REQUIREMENT:
Reproduce the listing below character for character; drop every image.

[Entries taken from a collection]
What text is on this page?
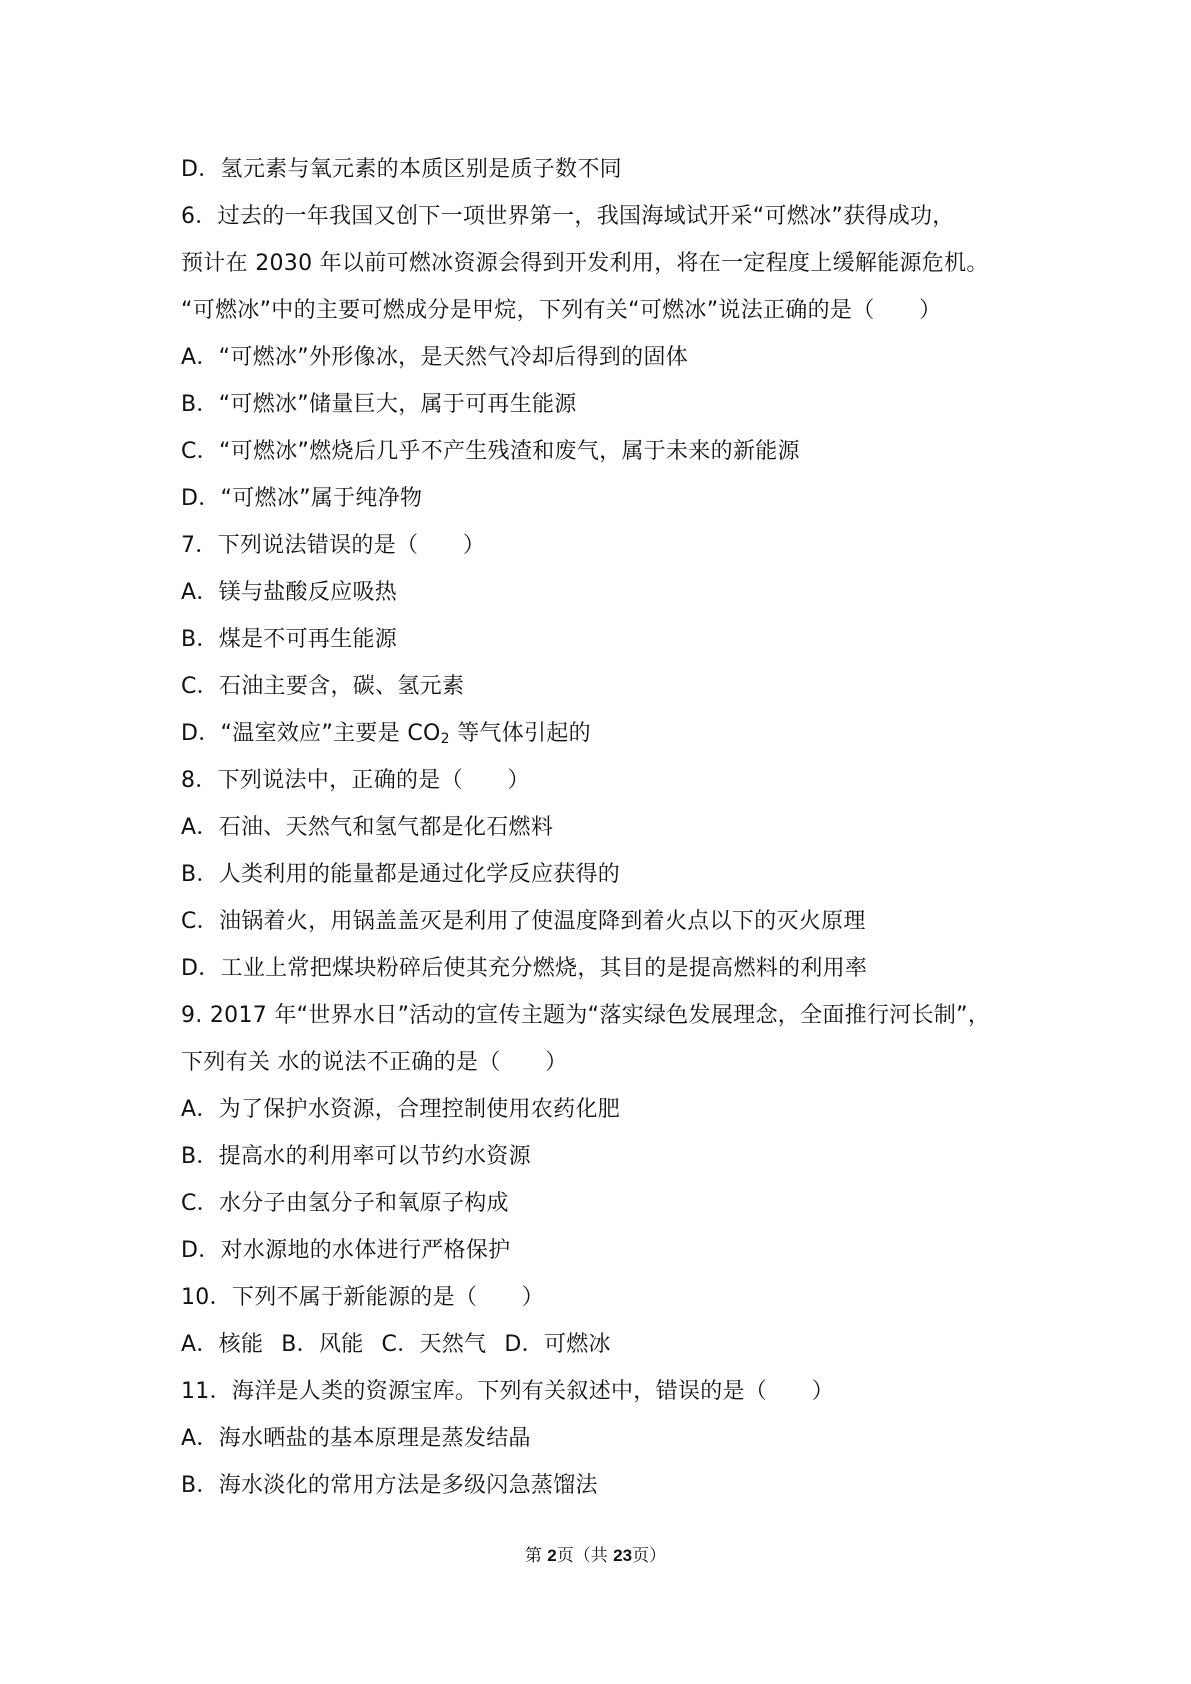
D．氢元素与氧元素的本质区别是质子数不同
6．过去的一年我国又创下一项世界第一，我国海域试开采“可燃冰”获得成功，
预计在 2030 年以前可燃冰资源会得到开发利用，将在一定程度上缓解能源危机。
“可燃冰”中的主要可燃成分是甲烷，下列有关“可燃冰”说法正确的是（　　）
A．“可燃冰”外形像冰，是天然气冷却后得到的固体
B．“可燃冰”储量巨大，属于可再生能源
C．“可燃冰”燃烧后几乎不产生残渣和废气，属于未来的新能源
D．“可燃冰”属于纯净物
7．下列说法错误的是（　　）
A．镁与盐酸反应吸热
B．煤是不可再生能源
C．石油主要含，碳、氢元素
D．“温室效应”主要是 $CO_2$ 等气体引起的
8．下列说法中，正确的是（　　）
A．石油、天然气和氢气都是化石燃料
B．人类利用的能量都是通过化学反应获得的
C．油锅着火，用锅盖盖灭是利用了使温度降到着火点以下的灭火原理
D．工业上常把煤块粉碎后使其充分燃烧，其目的是提高燃料的利用率
9. 2017 年“世界水日”活动的宣传主题为“落实绿色发展理念，全面推行河长制”，
下列有关 水的说法不正确的是（　　）
A．为了保护水资源，合理控制使用农药化肥
B．提高水的利用率可以节约水资源
C．水分子由氢分子和氧原子构成
D．对水源地的水体进行严格保护
10．下列不属于新能源的是（　　）
A．核能 B．风能 C．天然气 D．可燃冰
11．海洋是人类的资源宝库。下列有关叙述中，错误的是（　　）
A．海水晒盐的基本原理是蒸发结晶
B．海水淡化的常用方法是多级闪急蒸馏法
第 2页（共 23页）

WORKED SOLUTION:
What text is on this page?
D．氢元素与氧元素的本质区别是质子数不同
6．过去的一年我国又创下一项世界第一，我国海域试开采“可燃冰”获得成功，
预计在 2030 年以前可燃冰资源会得到开发利用，将在一定程度上缓解能源危机。
“可燃冰”中的主要可燃成分是甲烷，下列有关“可燃冰”说法正确的是（　　）
A．“可燃冰”外形像冰，是天然气冷却后得到的固体
B．“可燃冰”储量巨大，属于可再生能源
C．“可燃冰”燃烧后几乎不产生残渣和废气，属于未来的新能源
D．“可燃冰”属于纯净物
7．下列说法错误的是（　　）
A．镁与盐酸反应吸热
B．煤是不可再生能源
C．石油主要含，碳、氢元素
D．“温室效应”主要是 $CO_2$ 等气体引起的
8．下列说法中，正确的是（　　）
A．石油、天然气和氢气都是化石燃料
B．人类利用的能量都是通过化学反应获得的
C．油锅着火，用锅盖盖灭是利用了使温度降到着火点以下的灭火原理
D．工业上常把煤块粉碎后使其充分燃烧，其目的是提高燃料的利用率
9. 2017 年“世界水日”活动的宣传主题为“落实绿色发展理念，全面推行河长制”，
下列有关 水的说法不正确的是（　　）
A．为了保护水资源，合理控制使用农药化肥
B．提高水的利用率可以节约水资源
C．水分子由氢分子和氧原子构成
D．对水源地的水体进行严格保护
10．下列不属于新能源的是（　　）
A．核能 B．风能 C．天然气 D．可燃冰
11．海洋是人类的资源宝库。下列有关叙述中，错误的是（　　）
A．海水晒盐的基本原理是蒸发结晶
B．海水淡化的常用方法是多级闪急蒸馏法
第 2页（共 23页）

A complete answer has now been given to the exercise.